+++ Data
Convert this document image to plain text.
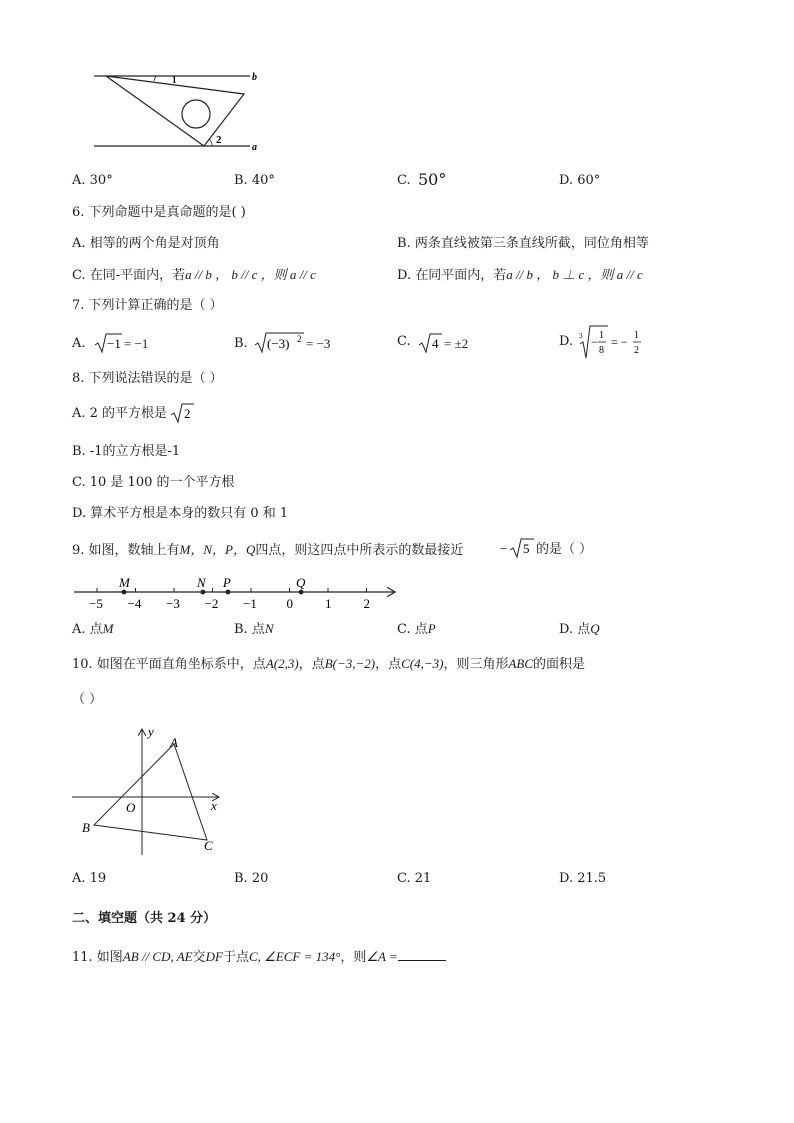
b
a
1
2
A. 30°	B. 40°	C. 50°	D. 60°
6. 下列命题中是真命题的是( )
A. 相等的两个角是对顶角	B. 两条直线被第三条直线所截，同位角相等
C. 在同-平面内，若a // b ， b // c ，则 a // c	D. 在同平面内，若a // b ， b ⊥ c ，则 a // c
7. 下列计算正确的是（ ）
A. −1 = −1	B. (−3) 2 = −3	C. 4 = ±2	D. 3 − 1
8
= − 1
2
8. 下列说法错误的是（ ）
A. 2 的平方根是 2
B. -1的立方根是-1
C. 10 是 100 的一个平方根
D. 算术平方根是本身的数只有 0 和 1
9. 如图，数轴上有M，N，P，Q四点，则这四点中所表示的数最接近	− 5 的是（ ）
−5 −4 −3 −2 −1 0 1 2
M	N P	Q
A. 点M	B. 点N	C. 点P	D. 点Q
10. 如图在平面直角坐标系中，点A(2,3)，点B(−3,−2)，点C(4,−3)，则三角形ABC的面积是
（ ）
y
x
O
A
B
C
A. 19	B. 20	C. 21	D. 21.5
二、填空题（共 24 分）
11. 如图AB // CD, AE交DF于点C, ∠ECF = 134°，则∠A =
++++++
Exercise goal
Reproduce each record from above exactly; pictures do not belong in the copy.

Exercise answer
Convert this document image to plain text.
b
a
1
2
A. 30°	B. 40°	C. 50°	D. 60°
6. 下列命题中是真命题的是( )
A. 相等的两个角是对顶角	B. 两条直线被第三条直线所截，同位角相等
C. 在同-平面内，若a // b ， b // c ，则 a // c	D. 在同平面内，若a // b ， b ⊥ c ，则 a // c
7. 下列计算正确的是（ ）
A. −1 = −1	B. (−3) 2 = −3	C. 4 = ±2	D. 3 − 1
8
= − 1
2
8. 下列说法错误的是（ ）
A. 2 的平方根是 2
B. -1的立方根是-1
C. 10 是 100 的一个平方根
D. 算术平方根是本身的数只有 0 和 1
9. 如图，数轴上有M，N，P，Q四点，则这四点中所表示的数最接近	− 5 的是（ ）
−5 −4 −3 −2 −1 0 1 2
M	N P	Q
A. 点M	B. 点N	C. 点P	D. 点Q
10. 如图在平面直角坐标系中，点A(2,3)，点B(−3,−2)，点C(4,−3)，则三角形ABC的面积是
（ ）
y
x
O
A
B
C
A. 19	B. 20	C. 21	D. 21.5
二、填空题（共 24 分）
11. 如图AB // CD, AE交DF于点C, ∠ECF = 134°，则∠A =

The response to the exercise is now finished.